Given problem:
Below you will find a set of lines. Repeat them all exactly.

** Start of Input data **

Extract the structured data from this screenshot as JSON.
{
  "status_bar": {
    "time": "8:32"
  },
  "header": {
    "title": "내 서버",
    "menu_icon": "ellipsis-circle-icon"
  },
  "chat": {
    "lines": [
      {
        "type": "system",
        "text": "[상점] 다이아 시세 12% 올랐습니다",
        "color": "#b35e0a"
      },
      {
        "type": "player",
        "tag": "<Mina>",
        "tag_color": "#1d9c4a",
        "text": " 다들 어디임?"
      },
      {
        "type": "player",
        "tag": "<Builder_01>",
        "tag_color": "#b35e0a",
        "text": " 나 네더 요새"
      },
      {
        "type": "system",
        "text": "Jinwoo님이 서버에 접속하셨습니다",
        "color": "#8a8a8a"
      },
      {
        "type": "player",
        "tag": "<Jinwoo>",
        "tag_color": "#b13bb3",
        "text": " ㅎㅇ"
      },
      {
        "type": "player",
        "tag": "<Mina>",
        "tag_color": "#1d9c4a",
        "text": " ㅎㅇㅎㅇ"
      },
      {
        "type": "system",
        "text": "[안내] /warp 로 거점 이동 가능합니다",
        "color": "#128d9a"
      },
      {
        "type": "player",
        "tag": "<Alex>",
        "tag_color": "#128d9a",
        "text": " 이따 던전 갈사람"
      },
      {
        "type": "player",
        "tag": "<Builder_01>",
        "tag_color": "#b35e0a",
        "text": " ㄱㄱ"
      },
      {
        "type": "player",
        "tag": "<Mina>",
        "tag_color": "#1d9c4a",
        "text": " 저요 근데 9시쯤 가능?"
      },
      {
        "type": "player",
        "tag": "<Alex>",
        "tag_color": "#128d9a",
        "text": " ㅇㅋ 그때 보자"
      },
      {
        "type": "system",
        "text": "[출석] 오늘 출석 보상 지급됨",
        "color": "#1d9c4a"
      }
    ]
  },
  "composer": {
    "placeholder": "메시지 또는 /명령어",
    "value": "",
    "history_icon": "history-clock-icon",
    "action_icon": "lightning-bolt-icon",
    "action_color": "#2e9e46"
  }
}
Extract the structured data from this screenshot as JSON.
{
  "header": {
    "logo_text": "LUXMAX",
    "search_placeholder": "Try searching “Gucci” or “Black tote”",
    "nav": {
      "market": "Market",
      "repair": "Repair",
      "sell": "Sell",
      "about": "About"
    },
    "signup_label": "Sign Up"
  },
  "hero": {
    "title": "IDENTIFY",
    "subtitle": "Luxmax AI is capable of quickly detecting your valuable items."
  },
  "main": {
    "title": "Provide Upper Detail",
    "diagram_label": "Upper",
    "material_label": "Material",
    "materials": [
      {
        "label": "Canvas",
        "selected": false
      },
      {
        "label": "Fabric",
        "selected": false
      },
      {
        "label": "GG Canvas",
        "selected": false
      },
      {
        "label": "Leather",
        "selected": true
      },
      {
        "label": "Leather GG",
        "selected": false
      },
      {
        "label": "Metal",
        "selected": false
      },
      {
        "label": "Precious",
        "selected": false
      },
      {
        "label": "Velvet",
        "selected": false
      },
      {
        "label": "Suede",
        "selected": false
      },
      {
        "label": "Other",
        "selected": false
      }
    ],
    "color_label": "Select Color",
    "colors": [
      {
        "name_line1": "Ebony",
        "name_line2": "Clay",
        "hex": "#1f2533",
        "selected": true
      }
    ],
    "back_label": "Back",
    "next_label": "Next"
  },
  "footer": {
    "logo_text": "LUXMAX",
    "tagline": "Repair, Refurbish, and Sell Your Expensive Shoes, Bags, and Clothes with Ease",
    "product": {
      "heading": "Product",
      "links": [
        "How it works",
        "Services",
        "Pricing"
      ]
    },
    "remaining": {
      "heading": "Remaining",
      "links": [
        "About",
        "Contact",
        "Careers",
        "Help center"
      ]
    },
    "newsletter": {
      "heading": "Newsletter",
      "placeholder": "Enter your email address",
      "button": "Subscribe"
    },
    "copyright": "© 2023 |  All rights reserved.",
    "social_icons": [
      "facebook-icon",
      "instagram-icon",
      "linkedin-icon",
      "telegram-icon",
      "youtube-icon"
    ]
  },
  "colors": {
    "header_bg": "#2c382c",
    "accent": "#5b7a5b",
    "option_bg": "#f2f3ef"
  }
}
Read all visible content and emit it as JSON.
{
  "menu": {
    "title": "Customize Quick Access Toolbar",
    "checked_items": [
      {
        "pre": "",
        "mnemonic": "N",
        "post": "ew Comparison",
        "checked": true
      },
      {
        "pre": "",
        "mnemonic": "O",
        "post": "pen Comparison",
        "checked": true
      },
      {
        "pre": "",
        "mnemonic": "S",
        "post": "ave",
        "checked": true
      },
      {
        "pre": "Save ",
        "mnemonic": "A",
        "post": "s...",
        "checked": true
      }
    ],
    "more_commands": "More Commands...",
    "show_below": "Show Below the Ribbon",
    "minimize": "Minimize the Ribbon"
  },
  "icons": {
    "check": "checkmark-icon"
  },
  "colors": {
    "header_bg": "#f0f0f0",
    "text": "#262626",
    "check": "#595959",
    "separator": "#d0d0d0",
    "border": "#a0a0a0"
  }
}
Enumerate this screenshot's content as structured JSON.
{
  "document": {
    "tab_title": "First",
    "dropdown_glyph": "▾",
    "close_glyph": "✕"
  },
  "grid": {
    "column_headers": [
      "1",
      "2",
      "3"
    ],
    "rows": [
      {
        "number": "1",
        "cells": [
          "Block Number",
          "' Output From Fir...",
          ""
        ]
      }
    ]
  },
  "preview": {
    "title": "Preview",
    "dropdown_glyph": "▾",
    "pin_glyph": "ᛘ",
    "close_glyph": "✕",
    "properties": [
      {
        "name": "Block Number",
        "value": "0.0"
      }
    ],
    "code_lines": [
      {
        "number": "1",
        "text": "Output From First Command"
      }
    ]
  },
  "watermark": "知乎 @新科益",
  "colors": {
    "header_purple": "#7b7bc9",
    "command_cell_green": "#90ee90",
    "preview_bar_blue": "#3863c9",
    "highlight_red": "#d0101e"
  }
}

** End of Input data **

Reply:
Extract the structured data from this screenshot as JSON.
{
  "status_bar": {
    "time": "8:32"
  },
  "header": {
    "title": "내 서버",
    "menu_icon": "ellipsis-circle-icon"
  },
  "chat": {
    "lines": [
      {
        "type": "system",
        "text": "[상점] 다이아 시세 12% 올랐습니다",
        "color": "#b35e0a"
      },
      {
        "type": "player",
        "tag": "<Mina>",
        "tag_color": "#1d9c4a",
        "text": " 다들 어디임?"
      },
      {
        "type": "player",
        "tag": "<Builder_01>",
        "tag_color": "#b35e0a",
        "text": " 나 네더 요새"
      },
      {
        "type": "system",
        "text": "Jinwoo님이 서버에 접속하셨습니다",
        "color": "#8a8a8a"
      },
      {
        "type": "player",
        "tag": "<Jinwoo>",
        "tag_color": "#b13bb3",
        "text": " ㅎㅇ"
      },
      {
        "type": "player",
        "tag": "<Mina>",
        "tag_color": "#1d9c4a",
        "text": " ㅎㅇㅎㅇ"
      },
      {
        "type": "system",
        "text": "[안내] /warp 로 거점 이동 가능합니다",
        "color": "#128d9a"
      },
      {
        "type": "player",
        "tag": "<Alex>",
        "tag_color": "#128d9a",
        "text": " 이따 던전 갈사람"
      },
      {
        "type": "player",
        "tag": "<Builder_01>",
        "tag_color": "#b35e0a",
        "text": " ㄱㄱ"
      },
      {
        "type": "player",
        "tag": "<Mina>",
        "tag_color": "#1d9c4a",
        "text": " 저요 근데 9시쯤 가능?"
      },
      {
        "type": "player",
        "tag": "<Alex>",
        "tag_color": "#128d9a",
        "text": " ㅇㅋ 그때 보자"
      },
      {
        "type": "system",
        "text": "[출석] 오늘 출석 보상 지급됨",
        "color": "#1d9c4a"
      }
    ]
  },
  "composer": {
    "placeholder": "메시지 또는 /명령어",
    "value": "",
    "history_icon": "history-clock-icon",
    "action_icon": "lightning-bolt-icon",
    "action_color": "#2e9e46"
  }
}
Extract the structured data from this screenshot as JSON.
{
  "header": {
    "logo_text": "LUXMAX",
    "search_placeholder": "Try searching “Gucci” or “Black tote”",
    "nav": {
      "market": "Market",
      "repair": "Repair",
      "sell": "Sell",
      "about": "About"
    },
    "signup_label": "Sign Up"
  },
  "hero": {
    "title": "IDENTIFY",
    "subtitle": "Luxmax AI is capable of quickly detecting your valuable items."
  },
  "main": {
    "title": "Provide Upper Detail",
    "diagram_label": "Upper",
    "material_label": "Material",
    "materials": [
      {
        "label": "Canvas",
        "selected": false
      },
      {
        "label": "Fabric",
        "selected": false
      },
      {
        "label": "GG Canvas",
        "selected": false
      },
      {
        "label": "Leather",
        "selected": true
      },
      {
        "label": "Leather GG",
        "selected": false
      },
      {
        "label": "Metal",
        "selected": false
      },
      {
        "label": "Precious",
        "selected": false
      },
      {
        "label": "Velvet",
        "selected": false
      },
      {
        "label": "Suede",
        "selected": false
      },
      {
        "label": "Other",
        "selected": false
      }
    ],
    "color_label": "Select Color",
    "colors": [
      {
        "name_line1": "Ebony",
        "name_line2": "Clay",
        "hex": "#1f2533",
        "selected": true
      }
    ],
    "back_label": "Back",
    "next_label": "Next"
  },
  "footer": {
    "logo_text": "LUXMAX",
    "tagline": "Repair, Refurbish, and Sell Your Expensive Shoes, Bags, and Clothes with Ease",
    "product": {
      "heading": "Product",
      "links": [
        "How it works",
        "Services",
        "Pricing"
      ]
    },
    "remaining": {
      "heading": "Remaining",
      "links": [
        "About",
        "Contact",
        "Careers",
        "Help center"
      ]
    },
    "newsletter": {
      "heading": "Newsletter",
      "placeholder": "Enter your email address",
      "button": "Subscribe"
    },
    "copyright": "© 2023 |  All rights reserved.",
    "social_icons": [
      "facebook-icon",
      "instagram-icon",
      "linkedin-icon",
      "telegram-icon",
      "youtube-icon"
    ]
  },
  "colors": {
    "header_bg": "#2c382c",
    "accent": "#5b7a5b",
    "option_bg": "#f2f3ef"
  }
}
Read all visible content and emit it as JSON.
{
  "menu": {
    "title": "Customize Quick Access Toolbar",
    "checked_items": [
      {
        "pre": "",
        "mnemonic": "N",
        "post": "ew Comparison",
        "checked": true
      },
      {
        "pre": "",
        "mnemonic": "O",
        "post": "pen Comparison",
        "checked": true
      },
      {
        "pre": "",
        "mnemonic": "S",
        "post": "ave",
        "checked": true
      },
      {
        "pre": "Save ",
        "mnemonic": "A",
        "post": "s...",
        "checked": true
      }
    ],
    "more_commands": "More Commands...",
    "show_below": "Show Below the Ribbon",
    "minimize": "Minimize the Ribbon"
  },
  "icons": {
    "check": "checkmark-icon"
  },
  "colors": {
    "header_bg": "#f0f0f0",
    "text": "#262626",
    "check": "#595959",
    "separator": "#d0d0d0",
    "border": "#a0a0a0"
  }
}
Enumerate this screenshot's content as structured JSON.
{
  "document": {
    "tab_title": "First",
    "dropdown_glyph": "▾",
    "close_glyph": "✕"
  },
  "grid": {
    "column_headers": [
      "1",
      "2",
      "3"
    ],
    "rows": [
      {
        "number": "1",
        "cells": [
          "Block Number",
          "' Output From Fir...",
          ""
        ]
      }
    ]
  },
  "preview": {
    "title": "Preview",
    "dropdown_glyph": "▾",
    "pin_glyph": "ᛘ",
    "close_glyph": "✕",
    "properties": [
      {
        "name": "Block Number",
        "value": "0.0"
      }
    ],
    "code_lines": [
      {
        "number": "1",
        "text": "Output From First Command"
      }
    ]
  },
  "watermark": "知乎 @新科益",
  "colors": {
    "header_purple": "#7b7bc9",
    "command_cell_green": "#90ee90",
    "preview_bar_blue": "#3863c9",
    "highlight_red": "#d0101e"
  }
}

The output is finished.